## [Task objective]
Without the pictures, can you quote each line below exactly?

------

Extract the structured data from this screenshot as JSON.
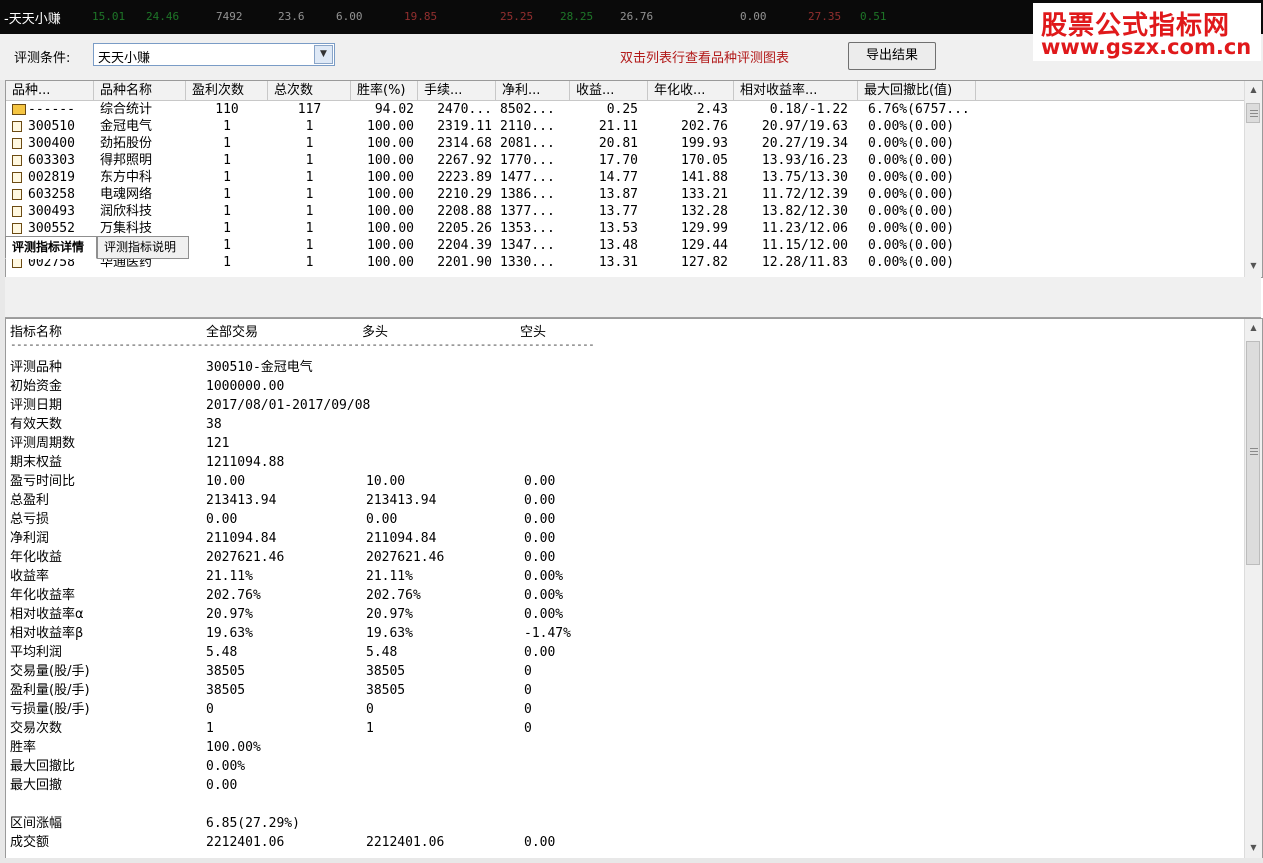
{
  "window": {
    "title": "-天天小赚"
  },
  "ticker_values": [
    "15.01",
    "24.46",
    "7492",
    "23.6",
    "6.00",
    "19.85",
    "25.25",
    "28.25",
    "26.76",
    "0.00",
    "27.35",
    "0.51"
  ],
  "watermark": {
    "line1": "股票公式指标网",
    "line2": "www.gszx.com.cn"
  },
  "toolbar": {
    "condition_label": "评测条件:",
    "condition_value": "天天小赚",
    "hint": "双击列表行查看品种评测图表",
    "export_button": "导出结果"
  },
  "grid": {
    "columns": [
      "品种...",
      "品种名称",
      "盈利次数",
      "总次数",
      "胜率(%)",
      "手续...",
      "净利...",
      "收益...",
      "年化收...",
      "相对收益率...",
      "最大回撤比(值)"
    ],
    "rows": [
      {
        "code": "------",
        "name": "综合统计",
        "wins": "110",
        "total": "117",
        "winrate": "94.02",
        "fee": "2470...",
        "net": "8502...",
        "ret": "0.25",
        "annual": "2.43",
        "rel": "0.18/-1.22",
        "dd": "6.76%(6757...",
        "summary": true
      },
      {
        "code": "300510",
        "name": "金冠电气",
        "wins": "1",
        "total": "1",
        "winrate": "100.00",
        "fee": "2319.11",
        "net": "2110...",
        "ret": "21.11",
        "annual": "202.76",
        "rel": "20.97/19.63",
        "dd": "0.00%(0.00)"
      },
      {
        "code": "300400",
        "name": "劲拓股份",
        "wins": "1",
        "total": "1",
        "winrate": "100.00",
        "fee": "2314.68",
        "net": "2081...",
        "ret": "20.81",
        "annual": "199.93",
        "rel": "20.27/19.34",
        "dd": "0.00%(0.00)"
      },
      {
        "code": "603303",
        "name": "得邦照明",
        "wins": "1",
        "total": "1",
        "winrate": "100.00",
        "fee": "2267.92",
        "net": "1770...",
        "ret": "17.70",
        "annual": "170.05",
        "rel": "13.93/16.23",
        "dd": "0.00%(0.00)"
      },
      {
        "code": "002819",
        "name": "东方中科",
        "wins": "1",
        "total": "1",
        "winrate": "100.00",
        "fee": "2223.89",
        "net": "1477...",
        "ret": "14.77",
        "annual": "141.88",
        "rel": "13.75/13.30",
        "dd": "0.00%(0.00)"
      },
      {
        "code": "603258",
        "name": "电魂网络",
        "wins": "1",
        "total": "1",
        "winrate": "100.00",
        "fee": "2210.29",
        "net": "1386...",
        "ret": "13.87",
        "annual": "133.21",
        "rel": "11.72/12.39",
        "dd": "0.00%(0.00)"
      },
      {
        "code": "300493",
        "name": "润欣科技",
        "wins": "1",
        "total": "1",
        "winrate": "100.00",
        "fee": "2208.88",
        "net": "1377...",
        "ret": "13.77",
        "annual": "132.28",
        "rel": "13.82/12.30",
        "dd": "0.00%(0.00)"
      },
      {
        "code": "300552",
        "name": "万集科技",
        "wins": "1",
        "total": "1",
        "winrate": "100.00",
        "fee": "2205.26",
        "net": "1353...",
        "ret": "13.53",
        "annual": "129.99",
        "rel": "11.23/12.06",
        "dd": "0.00%(0.00)"
      },
      {
        "code": "",
        "name": "",
        "wins": "1",
        "total": "1",
        "winrate": "100.00",
        "fee": "2204.39",
        "net": "1347...",
        "ret": "13.48",
        "annual": "129.44",
        "rel": "11.15/12.00",
        "dd": "0.00%(0.00)"
      },
      {
        "code": "002758",
        "name": "华通医药",
        "wins": "1",
        "total": "1",
        "winrate": "100.00",
        "fee": "2201.90",
        "net": "1330...",
        "ret": "13.31",
        "annual": "127.82",
        "rel": "12.28/11.83",
        "dd": "0.00%(0.00)"
      }
    ]
  },
  "tabs": [
    "评测指标详情",
    "评测指标说明"
  ],
  "detail": {
    "headers": [
      "指标名称",
      "全部交易",
      "多头",
      "空头"
    ],
    "divider": "------------------------------------------------------------------------------------------------------------------",
    "rows": [
      {
        "name": "评测品种",
        "all": "300510-金冠电气",
        "long": "",
        "short": ""
      },
      {
        "name": "初始资金",
        "all": "1000000.00",
        "long": "",
        "short": ""
      },
      {
        "name": "评测日期",
        "all": "2017/08/01-2017/09/08",
        "long": "",
        "short": ""
      },
      {
        "name": "有效天数",
        "all": "38",
        "long": "",
        "short": ""
      },
      {
        "name": "评测周期数",
        "all": "121",
        "long": "",
        "short": ""
      },
      {
        "name": "期末权益",
        "all": "1211094.88",
        "long": "",
        "short": ""
      },
      {
        "name": "盈亏时间比",
        "all": "10.00",
        "long": "10.00",
        "short": "0.00"
      },
      {
        "name": "总盈利",
        "all": "213413.94",
        "long": "213413.94",
        "short": "0.00"
      },
      {
        "name": "总亏损",
        "all": "0.00",
        "long": "0.00",
        "short": "0.00"
      },
      {
        "name": "净利润",
        "all": "211094.84",
        "long": "211094.84",
        "short": "0.00"
      },
      {
        "name": "年化收益",
        "all": "2027621.46",
        "long": "2027621.46",
        "short": "0.00"
      },
      {
        "name": "收益率",
        "all": "21.11%",
        "long": "21.11%",
        "short": "0.00%"
      },
      {
        "name": "年化收益率",
        "all": "202.76%",
        "long": "202.76%",
        "short": "0.00%"
      },
      {
        "name": "相对收益率α",
        "all": "20.97%",
        "long": "20.97%",
        "short": "0.00%"
      },
      {
        "name": "相对收益率β",
        "all": "19.63%",
        "long": "19.63%",
        "short": "-1.47%"
      },
      {
        "name": "平均利润",
        "all": "5.48",
        "long": "5.48",
        "short": "0.00"
      },
      {
        "name": "交易量(股/手)",
        "all": "38505",
        "long": "38505",
        "short": "0"
      },
      {
        "name": "盈利量(股/手)",
        "all": "38505",
        "long": "38505",
        "short": "0"
      },
      {
        "name": "亏损量(股/手)",
        "all": "0",
        "long": "0",
        "short": "0"
      },
      {
        "name": "交易次数",
        "all": "1",
        "long": "1",
        "short": "0"
      },
      {
        "name": "胜率",
        "all": "100.00%",
        "long": "",
        "short": ""
      },
      {
        "name": "最大回撤比",
        "all": "0.00%",
        "long": "",
        "short": ""
      },
      {
        "name": "最大回撤",
        "all": "0.00",
        "long": "",
        "short": ""
      },
      {
        "name": "",
        "all": "",
        "long": "",
        "short": ""
      },
      {
        "name": "区间涨幅",
        "all": "6.85(27.29%)",
        "long": "",
        "short": ""
      },
      {
        "name": "成交额",
        "all": "2212401.06",
        "long": "2212401.06",
        "short": "0.00"
      }
    ]
  },
  "colors": {
    "hint": "#b21818",
    "watermark": "#e0191b",
    "summary_icon": "#f5c542"
  },
  "icons": {
    "combo_arrow": "chevron-down-icon",
    "row": "file-icon",
    "summary": "folder-icon"
  }
}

------

## [Task solution]
Extract the structured data from this screenshot as JSON.
{
  "window": {
    "title": "-天天小赚"
  },
  "ticker_values": [
    "15.01",
    "24.46",
    "7492",
    "23.6",
    "6.00",
    "19.85",
    "25.25",
    "28.25",
    "26.76",
    "0.00",
    "27.35",
    "0.51"
  ],
  "watermark": {
    "line1": "股票公式指标网",
    "line2": "www.gszx.com.cn"
  },
  "toolbar": {
    "condition_label": "评测条件:",
    "condition_value": "天天小赚",
    "hint": "双击列表行查看品种评测图表",
    "export_button": "导出结果"
  },
  "grid": {
    "columns": [
      "品种...",
      "品种名称",
      "盈利次数",
      "总次数",
      "胜率(%)",
      "手续...",
      "净利...",
      "收益...",
      "年化收...",
      "相对收益率...",
      "最大回撤比(值)"
    ],
    "rows": [
      {
        "code": "------",
        "name": "综合统计",
        "wins": "110",
        "total": "117",
        "winrate": "94.02",
        "fee": "2470...",
        "net": "8502...",
        "ret": "0.25",
        "annual": "2.43",
        "rel": "0.18/-1.22",
        "dd": "6.76%(6757...",
        "summary": true
      },
      {
        "code": "300510",
        "name": "金冠电气",
        "wins": "1",
        "total": "1",
        "winrate": "100.00",
        "fee": "2319.11",
        "net": "2110...",
        "ret": "21.11",
        "annual": "202.76",
        "rel": "20.97/19.63",
        "dd": "0.00%(0.00)"
      },
      {
        "code": "300400",
        "name": "劲拓股份",
        "wins": "1",
        "total": "1",
        "winrate": "100.00",
        "fee": "2314.68",
        "net": "2081...",
        "ret": "20.81",
        "annual": "199.93",
        "rel": "20.27/19.34",
        "dd": "0.00%(0.00)"
      },
      {
        "code": "603303",
        "name": "得邦照明",
        "wins": "1",
        "total": "1",
        "winrate": "100.00",
        "fee": "2267.92",
        "net": "1770...",
        "ret": "17.70",
        "annual": "170.05",
        "rel": "13.93/16.23",
        "dd": "0.00%(0.00)"
      },
      {
        "code": "002819",
        "name": "东方中科",
        "wins": "1",
        "total": "1",
        "winrate": "100.00",
        "fee": "2223.89",
        "net": "1477...",
        "ret": "14.77",
        "annual": "141.88",
        "rel": "13.75/13.30",
        "dd": "0.00%(0.00)"
      },
      {
        "code": "603258",
        "name": "电魂网络",
        "wins": "1",
        "total": "1",
        "winrate": "100.00",
        "fee": "2210.29",
        "net": "1386...",
        "ret": "13.87",
        "annual": "133.21",
        "rel": "11.72/12.39",
        "dd": "0.00%(0.00)"
      },
      {
        "code": "300493",
        "name": "润欣科技",
        "wins": "1",
        "total": "1",
        "winrate": "100.00",
        "fee": "2208.88",
        "net": "1377...",
        "ret": "13.77",
        "annual": "132.28",
        "rel": "13.82/12.30",
        "dd": "0.00%(0.00)"
      },
      {
        "code": "300552",
        "name": "万集科技",
        "wins": "1",
        "total": "1",
        "winrate": "100.00",
        "fee": "2205.26",
        "net": "1353...",
        "ret": "13.53",
        "annual": "129.99",
        "rel": "11.23/12.06",
        "dd": "0.00%(0.00)"
      },
      {
        "code": "",
        "name": "",
        "wins": "1",
        "total": "1",
        "winrate": "100.00",
        "fee": "2204.39",
        "net": "1347...",
        "ret": "13.48",
        "annual": "129.44",
        "rel": "11.15/12.00",
        "dd": "0.00%(0.00)"
      },
      {
        "code": "002758",
        "name": "华通医药",
        "wins": "1",
        "total": "1",
        "winrate": "100.00",
        "fee": "2201.90",
        "net": "1330...",
        "ret": "13.31",
        "annual": "127.82",
        "rel": "12.28/11.83",
        "dd": "0.00%(0.00)"
      }
    ]
  },
  "tabs": [
    "评测指标详情",
    "评测指标说明"
  ],
  "detail": {
    "headers": [
      "指标名称",
      "全部交易",
      "多头",
      "空头"
    ],
    "divider": "------------------------------------------------------------------------------------------------------------------",
    "rows": [
      {
        "name": "评测品种",
        "all": "300510-金冠电气",
        "long": "",
        "short": ""
      },
      {
        "name": "初始资金",
        "all": "1000000.00",
        "long": "",
        "short": ""
      },
      {
        "name": "评测日期",
        "all": "2017/08/01-2017/09/08",
        "long": "",
        "short": ""
      },
      {
        "name": "有效天数",
        "all": "38",
        "long": "",
        "short": ""
      },
      {
        "name": "评测周期数",
        "all": "121",
        "long": "",
        "short": ""
      },
      {
        "name": "期末权益",
        "all": "1211094.88",
        "long": "",
        "short": ""
      },
      {
        "name": "盈亏时间比",
        "all": "10.00",
        "long": "10.00",
        "short": "0.00"
      },
      {
        "name": "总盈利",
        "all": "213413.94",
        "long": "213413.94",
        "short": "0.00"
      },
      {
        "name": "总亏损",
        "all": "0.00",
        "long": "0.00",
        "short": "0.00"
      },
      {
        "name": "净利润",
        "all": "211094.84",
        "long": "211094.84",
        "short": "0.00"
      },
      {
        "name": "年化收益",
        "all": "2027621.46",
        "long": "2027621.46",
        "short": "0.00"
      },
      {
        "name": "收益率",
        "all": "21.11%",
        "long": "21.11%",
        "short": "0.00%"
      },
      {
        "name": "年化收益率",
        "all": "202.76%",
        "long": "202.76%",
        "short": "0.00%"
      },
      {
        "name": "相对收益率α",
        "all": "20.97%",
        "long": "20.97%",
        "short": "0.00%"
      },
      {
        "name": "相对收益率β",
        "all": "19.63%",
        "long": "19.63%",
        "short": "-1.47%"
      },
      {
        "name": "平均利润",
        "all": "5.48",
        "long": "5.48",
        "short": "0.00"
      },
      {
        "name": "交易量(股/手)",
        "all": "38505",
        "long": "38505",
        "short": "0"
      },
      {
        "name": "盈利量(股/手)",
        "all": "38505",
        "long": "38505",
        "short": "0"
      },
      {
        "name": "亏损量(股/手)",
        "all": "0",
        "long": "0",
        "short": "0"
      },
      {
        "name": "交易次数",
        "all": "1",
        "long": "1",
        "short": "0"
      },
      {
        "name": "胜率",
        "all": "100.00%",
        "long": "",
        "short": ""
      },
      {
        "name": "最大回撤比",
        "all": "0.00%",
        "long": "",
        "short": ""
      },
      {
        "name": "最大回撤",
        "all": "0.00",
        "long": "",
        "short": ""
      },
      {
        "name": "",
        "all": "",
        "long": "",
        "short": ""
      },
      {
        "name": "区间涨幅",
        "all": "6.85(27.29%)",
        "long": "",
        "short": ""
      },
      {
        "name": "成交额",
        "all": "2212401.06",
        "long": "2212401.06",
        "short": "0.00"
      }
    ]
  },
  "colors": {
    "hint": "#b21818",
    "watermark": "#e0191b",
    "summary_icon": "#f5c542"
  },
  "icons": {
    "combo_arrow": "chevron-down-icon",
    "row": "file-icon",
    "summary": "folder-icon"
  }
}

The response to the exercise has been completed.